------ Given data ------
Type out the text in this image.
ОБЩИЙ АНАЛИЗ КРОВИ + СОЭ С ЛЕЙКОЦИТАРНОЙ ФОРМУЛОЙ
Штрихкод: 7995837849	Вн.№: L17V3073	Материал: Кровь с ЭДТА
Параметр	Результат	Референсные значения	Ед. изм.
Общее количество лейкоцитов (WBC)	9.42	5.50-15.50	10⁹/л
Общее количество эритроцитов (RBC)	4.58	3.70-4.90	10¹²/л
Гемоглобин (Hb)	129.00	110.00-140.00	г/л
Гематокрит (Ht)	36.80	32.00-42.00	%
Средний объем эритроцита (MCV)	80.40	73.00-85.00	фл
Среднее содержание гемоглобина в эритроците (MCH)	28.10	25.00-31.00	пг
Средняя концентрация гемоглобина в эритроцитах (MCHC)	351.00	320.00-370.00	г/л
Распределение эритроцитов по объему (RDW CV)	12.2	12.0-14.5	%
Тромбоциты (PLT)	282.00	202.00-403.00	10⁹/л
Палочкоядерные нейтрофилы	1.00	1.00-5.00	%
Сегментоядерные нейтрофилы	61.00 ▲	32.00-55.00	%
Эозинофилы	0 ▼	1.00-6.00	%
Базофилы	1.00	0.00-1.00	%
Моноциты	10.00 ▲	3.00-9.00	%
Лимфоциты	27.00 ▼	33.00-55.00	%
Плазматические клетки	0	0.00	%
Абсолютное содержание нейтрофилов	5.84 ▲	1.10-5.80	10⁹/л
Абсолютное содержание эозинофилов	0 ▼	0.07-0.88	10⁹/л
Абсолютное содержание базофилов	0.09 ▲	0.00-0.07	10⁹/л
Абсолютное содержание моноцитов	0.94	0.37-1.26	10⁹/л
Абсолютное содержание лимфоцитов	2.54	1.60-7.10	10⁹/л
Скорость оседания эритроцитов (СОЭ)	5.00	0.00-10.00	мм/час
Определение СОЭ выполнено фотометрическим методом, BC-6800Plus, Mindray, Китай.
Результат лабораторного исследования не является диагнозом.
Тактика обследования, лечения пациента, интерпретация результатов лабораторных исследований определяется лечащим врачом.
------
**Stated goal**.
Leave out every line without the string "Абсолютное" and copy the rest.

**Result below**.
Абсолютное содержание нейтрофилов	5.84 ▲	1.10-5.80	10⁹/л
Абсолютное содержание эозинофилов	0 ▼	0.07-0.88	10⁹/л
Абсолютное содержание базофилов	0.09 ▲	0.00-0.07	10⁹/л
Абсолютное содержание моноцитов	0.94	0.37-1.26	10⁹/л
Абсолютное содержание лимфоцитов	2.54	1.60-7.10	10⁹/л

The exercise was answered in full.